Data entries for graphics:
_ _ _
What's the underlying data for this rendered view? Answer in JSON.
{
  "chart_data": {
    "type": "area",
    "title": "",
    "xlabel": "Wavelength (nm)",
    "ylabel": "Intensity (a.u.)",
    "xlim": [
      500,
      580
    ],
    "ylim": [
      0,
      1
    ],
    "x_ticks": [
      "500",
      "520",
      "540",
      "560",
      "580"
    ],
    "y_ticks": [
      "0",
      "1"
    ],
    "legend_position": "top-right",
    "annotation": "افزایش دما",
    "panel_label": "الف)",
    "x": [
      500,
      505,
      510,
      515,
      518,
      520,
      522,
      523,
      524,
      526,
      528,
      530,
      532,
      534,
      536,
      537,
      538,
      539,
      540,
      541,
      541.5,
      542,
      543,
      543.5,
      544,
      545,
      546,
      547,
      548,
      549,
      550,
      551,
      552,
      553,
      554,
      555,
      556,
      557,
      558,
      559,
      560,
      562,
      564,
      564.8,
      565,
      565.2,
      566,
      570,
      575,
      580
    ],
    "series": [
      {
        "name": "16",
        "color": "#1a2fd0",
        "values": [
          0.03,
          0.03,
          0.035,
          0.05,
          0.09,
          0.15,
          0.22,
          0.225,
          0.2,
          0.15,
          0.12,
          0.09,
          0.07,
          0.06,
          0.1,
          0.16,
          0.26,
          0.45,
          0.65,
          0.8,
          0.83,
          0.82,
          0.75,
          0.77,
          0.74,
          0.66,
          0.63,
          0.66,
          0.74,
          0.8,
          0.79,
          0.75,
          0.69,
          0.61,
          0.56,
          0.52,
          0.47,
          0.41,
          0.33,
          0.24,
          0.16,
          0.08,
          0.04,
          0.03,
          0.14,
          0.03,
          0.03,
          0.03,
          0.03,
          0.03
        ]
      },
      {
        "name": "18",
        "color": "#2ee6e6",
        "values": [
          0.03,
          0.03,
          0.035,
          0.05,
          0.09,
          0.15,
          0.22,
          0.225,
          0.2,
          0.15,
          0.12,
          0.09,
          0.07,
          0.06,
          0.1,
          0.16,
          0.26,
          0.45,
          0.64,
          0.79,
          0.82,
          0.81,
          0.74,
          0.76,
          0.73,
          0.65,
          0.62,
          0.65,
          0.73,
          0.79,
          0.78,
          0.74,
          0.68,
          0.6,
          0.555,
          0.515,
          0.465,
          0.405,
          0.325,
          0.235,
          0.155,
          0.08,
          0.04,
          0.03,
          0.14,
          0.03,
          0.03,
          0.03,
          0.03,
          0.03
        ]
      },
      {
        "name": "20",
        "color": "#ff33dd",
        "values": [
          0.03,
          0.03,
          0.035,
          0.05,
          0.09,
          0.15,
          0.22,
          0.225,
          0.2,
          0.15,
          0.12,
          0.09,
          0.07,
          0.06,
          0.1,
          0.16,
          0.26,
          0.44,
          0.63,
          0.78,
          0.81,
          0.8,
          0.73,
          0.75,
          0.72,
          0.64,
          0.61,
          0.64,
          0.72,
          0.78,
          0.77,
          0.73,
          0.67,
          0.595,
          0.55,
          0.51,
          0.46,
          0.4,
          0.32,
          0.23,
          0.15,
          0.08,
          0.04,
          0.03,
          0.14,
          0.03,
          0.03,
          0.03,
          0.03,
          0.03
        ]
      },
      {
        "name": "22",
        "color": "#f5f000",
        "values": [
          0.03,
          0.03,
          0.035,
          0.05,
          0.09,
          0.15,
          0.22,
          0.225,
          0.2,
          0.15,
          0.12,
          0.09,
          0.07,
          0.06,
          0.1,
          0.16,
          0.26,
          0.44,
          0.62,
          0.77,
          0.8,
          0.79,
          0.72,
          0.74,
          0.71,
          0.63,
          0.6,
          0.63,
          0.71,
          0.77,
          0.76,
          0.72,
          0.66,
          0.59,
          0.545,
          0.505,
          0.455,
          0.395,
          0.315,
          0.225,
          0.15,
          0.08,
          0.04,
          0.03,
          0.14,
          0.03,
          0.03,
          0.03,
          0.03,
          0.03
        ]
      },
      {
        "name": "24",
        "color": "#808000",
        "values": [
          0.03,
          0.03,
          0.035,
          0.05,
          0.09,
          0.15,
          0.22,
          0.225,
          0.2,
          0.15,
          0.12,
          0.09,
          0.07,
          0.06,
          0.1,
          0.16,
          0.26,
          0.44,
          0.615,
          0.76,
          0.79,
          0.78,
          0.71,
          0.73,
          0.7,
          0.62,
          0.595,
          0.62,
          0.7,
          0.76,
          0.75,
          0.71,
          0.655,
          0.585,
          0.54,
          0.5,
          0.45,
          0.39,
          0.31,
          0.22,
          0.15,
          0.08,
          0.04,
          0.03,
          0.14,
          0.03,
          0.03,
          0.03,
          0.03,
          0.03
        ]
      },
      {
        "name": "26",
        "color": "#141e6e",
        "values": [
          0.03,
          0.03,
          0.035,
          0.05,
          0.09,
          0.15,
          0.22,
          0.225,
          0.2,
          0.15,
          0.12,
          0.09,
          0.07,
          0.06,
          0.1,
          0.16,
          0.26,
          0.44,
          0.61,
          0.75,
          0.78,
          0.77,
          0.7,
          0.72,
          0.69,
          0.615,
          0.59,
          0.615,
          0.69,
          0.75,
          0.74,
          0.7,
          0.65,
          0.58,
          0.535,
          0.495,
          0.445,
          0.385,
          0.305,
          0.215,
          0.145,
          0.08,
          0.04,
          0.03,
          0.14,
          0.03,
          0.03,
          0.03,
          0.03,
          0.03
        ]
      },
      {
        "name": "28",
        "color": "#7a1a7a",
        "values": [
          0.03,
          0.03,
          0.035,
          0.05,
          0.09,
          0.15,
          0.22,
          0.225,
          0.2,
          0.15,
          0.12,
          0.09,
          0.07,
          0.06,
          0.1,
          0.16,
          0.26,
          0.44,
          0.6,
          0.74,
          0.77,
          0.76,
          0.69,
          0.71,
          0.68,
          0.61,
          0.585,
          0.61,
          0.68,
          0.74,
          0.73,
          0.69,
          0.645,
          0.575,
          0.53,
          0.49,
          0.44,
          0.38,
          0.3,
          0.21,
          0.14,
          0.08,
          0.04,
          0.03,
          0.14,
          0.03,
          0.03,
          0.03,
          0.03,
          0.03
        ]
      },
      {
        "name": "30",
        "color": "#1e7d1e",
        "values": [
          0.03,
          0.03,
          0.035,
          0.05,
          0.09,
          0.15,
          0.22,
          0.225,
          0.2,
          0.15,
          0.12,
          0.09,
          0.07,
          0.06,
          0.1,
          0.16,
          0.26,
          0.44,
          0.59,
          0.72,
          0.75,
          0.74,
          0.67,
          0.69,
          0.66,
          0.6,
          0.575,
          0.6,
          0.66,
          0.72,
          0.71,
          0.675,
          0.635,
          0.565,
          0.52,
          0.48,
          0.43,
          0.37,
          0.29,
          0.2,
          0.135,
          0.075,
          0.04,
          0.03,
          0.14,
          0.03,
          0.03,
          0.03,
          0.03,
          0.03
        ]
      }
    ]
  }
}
_ _ _
• **GOAL OF THE EXERCISE**
Copy all the lines, exactly.

• **ANSWER TO THE PROBLEM**
What's the underlying data for this rendered view? Answer in JSON.
{
  "chart_data": {
    "type": "area",
    "title": "",
    "xlabel": "Wavelength (nm)",
    "ylabel": "Intensity (a.u.)",
    "xlim": [
      500,
      580
    ],
    "ylim": [
      0,
      1
    ],
    "x_ticks": [
      "500",
      "520",
      "540",
      "560",
      "580"
    ],
    "y_ticks": [
      "0",
      "1"
    ],
    "legend_position": "top-right",
    "annotation": "افزایش دما",
    "panel_label": "الف)",
    "x": [
      500,
      505,
      510,
      515,
      518,
      520,
      522,
      523,
      524,
      526,
      528,
      530,
      532,
      534,
      536,
      537,
      538,
      539,
      540,
      541,
      541.5,
      542,
      543,
      543.5,
      544,
      545,
      546,
      547,
      548,
      549,
      550,
      551,
      552,
      553,
      554,
      555,
      556,
      557,
      558,
      559,
      560,
      562,
      564,
      564.8,
      565,
      565.2,
      566,
      570,
      575,
      580
    ],
    "series": [
      {
        "name": "16",
        "color": "#1a2fd0",
        "values": [
          0.03,
          0.03,
          0.035,
          0.05,
          0.09,
          0.15,
          0.22,
          0.225,
          0.2,
          0.15,
          0.12,
          0.09,
          0.07,
          0.06,
          0.1,
          0.16,
          0.26,
          0.45,
          0.65,
          0.8,
          0.83,
          0.82,
          0.75,
          0.77,
          0.74,
          0.66,
          0.63,
          0.66,
          0.74,
          0.8,
          0.79,
          0.75,
          0.69,
          0.61,
          0.56,
          0.52,
          0.47,
          0.41,
          0.33,
          0.24,
          0.16,
          0.08,
          0.04,
          0.03,
          0.14,
          0.03,
          0.03,
          0.03,
          0.03,
          0.03
        ]
      },
      {
        "name": "18",
        "color": "#2ee6e6",
        "values": [
          0.03,
          0.03,
          0.035,
          0.05,
          0.09,
          0.15,
          0.22,
          0.225,
          0.2,
          0.15,
          0.12,
          0.09,
          0.07,
          0.06,
          0.1,
          0.16,
          0.26,
          0.45,
          0.64,
          0.79,
          0.82,
          0.81,
          0.74,
          0.76,
          0.73,
          0.65,
          0.62,
          0.65,
          0.73,
          0.79,
          0.78,
          0.74,
          0.68,
          0.6,
          0.555,
          0.515,
          0.465,
          0.405,
          0.325,
          0.235,
          0.155,
          0.08,
          0.04,
          0.03,
          0.14,
          0.03,
          0.03,
          0.03,
          0.03,
          0.03
        ]
      },
      {
        "name": "20",
        "color": "#ff33dd",
        "values": [
          0.03,
          0.03,
          0.035,
          0.05,
          0.09,
          0.15,
          0.22,
          0.225,
          0.2,
          0.15,
          0.12,
          0.09,
          0.07,
          0.06,
          0.1,
          0.16,
          0.26,
          0.44,
          0.63,
          0.78,
          0.81,
          0.8,
          0.73,
          0.75,
          0.72,
          0.64,
          0.61,
          0.64,
          0.72,
          0.78,
          0.77,
          0.73,
          0.67,
          0.595,
          0.55,
          0.51,
          0.46,
          0.4,
          0.32,
          0.23,
          0.15,
          0.08,
          0.04,
          0.03,
          0.14,
          0.03,
          0.03,
          0.03,
          0.03,
          0.03
        ]
      },
      {
        "name": "22",
        "color": "#f5f000",
        "values": [
          0.03,
          0.03,
          0.035,
          0.05,
          0.09,
          0.15,
          0.22,
          0.225,
          0.2,
          0.15,
          0.12,
          0.09,
          0.07,
          0.06,
          0.1,
          0.16,
          0.26,
          0.44,
          0.62,
          0.77,
          0.8,
          0.79,
          0.72,
          0.74,
          0.71,
          0.63,
          0.6,
          0.63,
          0.71,
          0.77,
          0.76,
          0.72,
          0.66,
          0.59,
          0.545,
          0.505,
          0.455,
          0.395,
          0.315,
          0.225,
          0.15,
          0.08,
          0.04,
          0.03,
          0.14,
          0.03,
          0.03,
          0.03,
          0.03,
          0.03
        ]
      },
      {
        "name": "24",
        "color": "#808000",
        "values": [
          0.03,
          0.03,
          0.035,
          0.05,
          0.09,
          0.15,
          0.22,
          0.225,
          0.2,
          0.15,
          0.12,
          0.09,
          0.07,
          0.06,
          0.1,
          0.16,
          0.26,
          0.44,
          0.615,
          0.76,
          0.79,
          0.78,
          0.71,
          0.73,
          0.7,
          0.62,
          0.595,
          0.62,
          0.7,
          0.76,
          0.75,
          0.71,
          0.655,
          0.585,
          0.54,
          0.5,
          0.45,
          0.39,
          0.31,
          0.22,
          0.15,
          0.08,
          0.04,
          0.03,
          0.14,
          0.03,
          0.03,
          0.03,
          0.03,
          0.03
        ]
      },
      {
        "name": "26",
        "color": "#141e6e",
        "values": [
          0.03,
          0.03,
          0.035,
          0.05,
          0.09,
          0.15,
          0.22,
          0.225,
          0.2,
          0.15,
          0.12,
          0.09,
          0.07,
          0.06,
          0.1,
          0.16,
          0.26,
          0.44,
          0.61,
          0.75,
          0.78,
          0.77,
          0.7,
          0.72,
          0.69,
          0.615,
          0.59,
          0.615,
          0.69,
          0.75,
          0.74,
          0.7,
          0.65,
          0.58,
          0.535,
          0.495,
          0.445,
          0.385,
          0.305,
          0.215,
          0.145,
          0.08,
          0.04,
          0.03,
          0.14,
          0.03,
          0.03,
          0.03,
          0.03,
          0.03
        ]
      },
      {
        "name": "28",
        "color": "#7a1a7a",
        "values": [
          0.03,
          0.03,
          0.035,
          0.05,
          0.09,
          0.15,
          0.22,
          0.225,
          0.2,
          0.15,
          0.12,
          0.09,
          0.07,
          0.06,
          0.1,
          0.16,
          0.26,
          0.44,
          0.6,
          0.74,
          0.77,
          0.76,
          0.69,
          0.71,
          0.68,
          0.61,
          0.585,
          0.61,
          0.68,
          0.74,
          0.73,
          0.69,
          0.645,
          0.575,
          0.53,
          0.49,
          0.44,
          0.38,
          0.3,
          0.21,
          0.14,
          0.08,
          0.04,
          0.03,
          0.14,
          0.03,
          0.03,
          0.03,
          0.03,
          0.03
        ]
      },
      {
        "name": "30",
        "color": "#1e7d1e",
        "values": [
          0.03,
          0.03,
          0.035,
          0.05,
          0.09,
          0.15,
          0.22,
          0.225,
          0.2,
          0.15,
          0.12,
          0.09,
          0.07,
          0.06,
          0.1,
          0.16,
          0.26,
          0.44,
          0.59,
          0.72,
          0.75,
          0.74,
          0.67,
          0.69,
          0.66,
          0.6,
          0.575,
          0.6,
          0.66,
          0.72,
          0.71,
          0.675,
          0.635,
          0.565,
          0.52,
          0.48,
          0.43,
          0.37,
          0.29,
          0.2,
          0.135,
          0.075,
          0.04,
          0.03,
          0.14,
          0.03,
          0.03,
          0.03,
          0.03,
          0.03
        ]
      }
    ]
  }
}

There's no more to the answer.